## To do
Scan the material that follows. Copy every line containing the word "month".

## Provided records
--- begin ---

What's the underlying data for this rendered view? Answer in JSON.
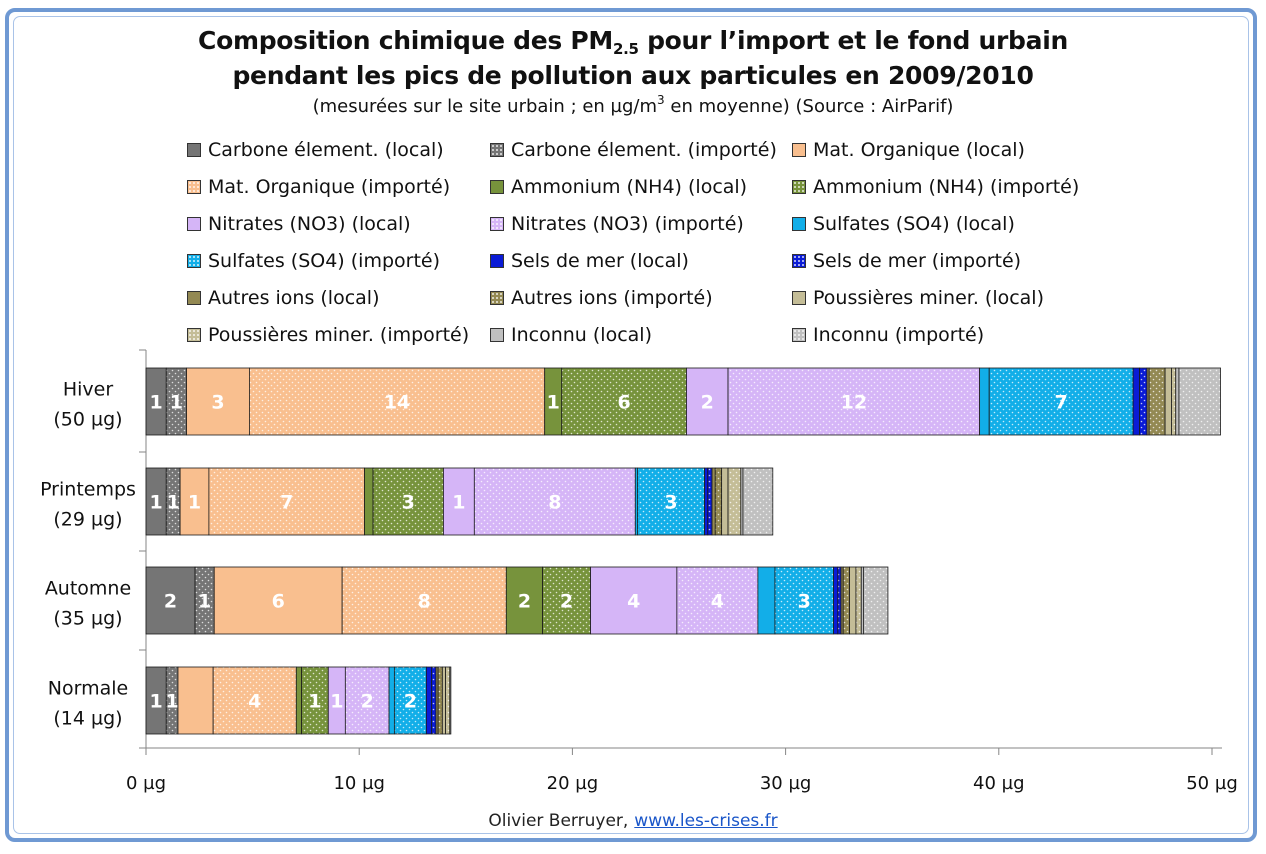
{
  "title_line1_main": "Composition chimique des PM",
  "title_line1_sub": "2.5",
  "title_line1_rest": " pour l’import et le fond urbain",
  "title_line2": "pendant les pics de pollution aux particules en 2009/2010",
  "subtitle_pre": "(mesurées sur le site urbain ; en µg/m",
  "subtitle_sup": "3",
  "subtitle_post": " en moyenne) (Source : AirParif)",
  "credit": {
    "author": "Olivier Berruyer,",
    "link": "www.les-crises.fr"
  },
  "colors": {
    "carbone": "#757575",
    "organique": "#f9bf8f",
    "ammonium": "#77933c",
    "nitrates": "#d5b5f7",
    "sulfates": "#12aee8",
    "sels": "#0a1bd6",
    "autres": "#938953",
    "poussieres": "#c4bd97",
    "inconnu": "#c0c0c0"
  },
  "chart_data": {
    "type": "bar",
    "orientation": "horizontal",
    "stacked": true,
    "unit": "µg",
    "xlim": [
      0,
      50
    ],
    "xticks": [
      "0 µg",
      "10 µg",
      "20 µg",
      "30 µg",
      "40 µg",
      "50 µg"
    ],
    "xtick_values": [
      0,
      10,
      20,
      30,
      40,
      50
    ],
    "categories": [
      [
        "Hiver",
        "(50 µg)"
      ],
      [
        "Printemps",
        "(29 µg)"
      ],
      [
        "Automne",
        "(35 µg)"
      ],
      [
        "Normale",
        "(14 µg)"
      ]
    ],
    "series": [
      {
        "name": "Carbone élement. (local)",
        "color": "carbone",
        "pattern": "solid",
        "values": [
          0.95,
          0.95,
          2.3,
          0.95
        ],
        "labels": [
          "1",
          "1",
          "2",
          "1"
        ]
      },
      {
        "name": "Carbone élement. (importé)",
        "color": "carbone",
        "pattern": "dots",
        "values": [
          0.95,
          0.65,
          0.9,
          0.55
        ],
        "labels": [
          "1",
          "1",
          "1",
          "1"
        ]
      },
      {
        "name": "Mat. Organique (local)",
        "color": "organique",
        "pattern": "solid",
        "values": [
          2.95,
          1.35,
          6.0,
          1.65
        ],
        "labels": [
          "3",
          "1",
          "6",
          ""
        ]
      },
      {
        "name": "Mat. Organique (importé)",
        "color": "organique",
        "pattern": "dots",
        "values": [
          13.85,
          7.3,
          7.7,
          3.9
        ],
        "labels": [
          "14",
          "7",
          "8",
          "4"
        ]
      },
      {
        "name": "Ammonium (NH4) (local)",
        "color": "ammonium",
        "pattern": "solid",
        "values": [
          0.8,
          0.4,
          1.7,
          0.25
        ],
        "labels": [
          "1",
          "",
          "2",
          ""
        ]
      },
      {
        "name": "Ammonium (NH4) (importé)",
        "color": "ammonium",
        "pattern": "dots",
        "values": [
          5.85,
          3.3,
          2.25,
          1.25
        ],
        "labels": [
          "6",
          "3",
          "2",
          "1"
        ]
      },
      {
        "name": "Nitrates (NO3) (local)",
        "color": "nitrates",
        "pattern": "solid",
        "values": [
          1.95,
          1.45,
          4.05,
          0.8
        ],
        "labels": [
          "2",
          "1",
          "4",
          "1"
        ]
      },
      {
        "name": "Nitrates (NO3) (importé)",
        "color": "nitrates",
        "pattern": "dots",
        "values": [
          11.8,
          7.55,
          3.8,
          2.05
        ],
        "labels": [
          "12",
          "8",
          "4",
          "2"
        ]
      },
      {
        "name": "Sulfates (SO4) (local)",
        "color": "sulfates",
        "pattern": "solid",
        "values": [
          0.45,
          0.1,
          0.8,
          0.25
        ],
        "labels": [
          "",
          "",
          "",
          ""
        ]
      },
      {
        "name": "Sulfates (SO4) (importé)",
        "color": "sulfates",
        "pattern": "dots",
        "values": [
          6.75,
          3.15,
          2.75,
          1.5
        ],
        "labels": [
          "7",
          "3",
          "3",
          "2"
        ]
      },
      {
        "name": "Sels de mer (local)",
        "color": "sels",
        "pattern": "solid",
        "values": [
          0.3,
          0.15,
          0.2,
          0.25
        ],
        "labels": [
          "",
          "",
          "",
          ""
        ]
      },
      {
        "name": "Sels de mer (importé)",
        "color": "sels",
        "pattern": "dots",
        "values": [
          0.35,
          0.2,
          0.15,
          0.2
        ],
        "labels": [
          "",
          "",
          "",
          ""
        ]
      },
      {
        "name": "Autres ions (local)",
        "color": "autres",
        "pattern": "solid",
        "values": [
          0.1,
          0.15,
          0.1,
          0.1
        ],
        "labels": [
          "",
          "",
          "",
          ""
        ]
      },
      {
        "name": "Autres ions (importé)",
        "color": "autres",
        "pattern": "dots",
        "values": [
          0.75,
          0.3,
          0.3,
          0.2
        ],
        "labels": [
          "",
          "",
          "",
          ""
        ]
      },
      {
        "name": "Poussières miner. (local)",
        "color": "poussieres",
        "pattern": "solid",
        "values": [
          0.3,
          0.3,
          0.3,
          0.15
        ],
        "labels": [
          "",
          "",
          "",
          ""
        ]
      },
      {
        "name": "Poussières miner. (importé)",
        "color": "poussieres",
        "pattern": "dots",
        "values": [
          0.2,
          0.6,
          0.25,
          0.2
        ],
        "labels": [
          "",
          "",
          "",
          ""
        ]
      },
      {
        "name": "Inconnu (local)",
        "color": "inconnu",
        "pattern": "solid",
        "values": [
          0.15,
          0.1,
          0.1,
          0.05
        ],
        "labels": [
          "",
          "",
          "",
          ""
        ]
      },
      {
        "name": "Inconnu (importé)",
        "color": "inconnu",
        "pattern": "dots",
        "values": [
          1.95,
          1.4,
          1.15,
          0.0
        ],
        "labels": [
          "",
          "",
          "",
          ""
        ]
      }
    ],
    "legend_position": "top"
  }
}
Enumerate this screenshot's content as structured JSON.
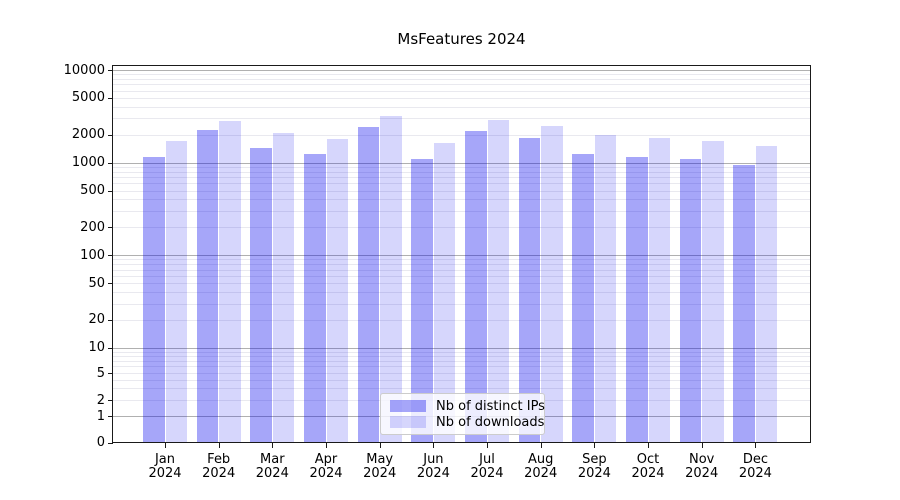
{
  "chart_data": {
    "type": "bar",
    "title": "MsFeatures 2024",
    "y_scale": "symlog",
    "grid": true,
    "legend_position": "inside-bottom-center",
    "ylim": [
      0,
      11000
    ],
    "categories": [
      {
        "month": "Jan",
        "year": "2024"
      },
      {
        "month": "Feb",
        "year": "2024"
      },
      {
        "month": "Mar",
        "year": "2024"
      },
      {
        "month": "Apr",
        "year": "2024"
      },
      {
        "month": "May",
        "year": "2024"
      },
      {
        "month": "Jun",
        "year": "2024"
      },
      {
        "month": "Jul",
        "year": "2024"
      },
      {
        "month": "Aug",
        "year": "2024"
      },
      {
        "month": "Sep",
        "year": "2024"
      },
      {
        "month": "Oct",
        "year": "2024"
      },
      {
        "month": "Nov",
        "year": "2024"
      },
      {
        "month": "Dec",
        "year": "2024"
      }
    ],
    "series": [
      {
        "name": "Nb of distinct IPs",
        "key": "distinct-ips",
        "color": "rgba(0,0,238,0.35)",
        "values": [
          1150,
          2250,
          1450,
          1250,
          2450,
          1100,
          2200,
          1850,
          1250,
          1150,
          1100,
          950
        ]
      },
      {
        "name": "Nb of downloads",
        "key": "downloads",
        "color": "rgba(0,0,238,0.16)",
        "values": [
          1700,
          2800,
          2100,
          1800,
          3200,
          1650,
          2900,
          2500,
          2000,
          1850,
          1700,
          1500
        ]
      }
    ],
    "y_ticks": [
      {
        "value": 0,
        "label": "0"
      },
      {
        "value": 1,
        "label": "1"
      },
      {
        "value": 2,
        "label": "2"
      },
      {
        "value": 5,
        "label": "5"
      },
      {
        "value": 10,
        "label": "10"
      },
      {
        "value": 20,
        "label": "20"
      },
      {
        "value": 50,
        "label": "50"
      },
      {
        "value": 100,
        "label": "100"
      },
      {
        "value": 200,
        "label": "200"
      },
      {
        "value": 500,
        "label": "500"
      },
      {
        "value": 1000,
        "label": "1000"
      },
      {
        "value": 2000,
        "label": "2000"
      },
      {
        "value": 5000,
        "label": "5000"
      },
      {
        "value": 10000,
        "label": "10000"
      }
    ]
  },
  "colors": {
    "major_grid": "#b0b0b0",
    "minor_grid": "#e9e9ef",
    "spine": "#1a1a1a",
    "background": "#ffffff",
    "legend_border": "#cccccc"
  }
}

--- end ---

## Solution to the problem
        "month": "Jan",
        "month": "Feb",
        "month": "Mar",
        "month": "Apr",
        "month": "May",
        "month": "Jun",
        "month": "Jul",
        "month": "Aug",
        "month": "Sep",
        "month": "Oct",
        "month": "Nov",
        "month": "Dec",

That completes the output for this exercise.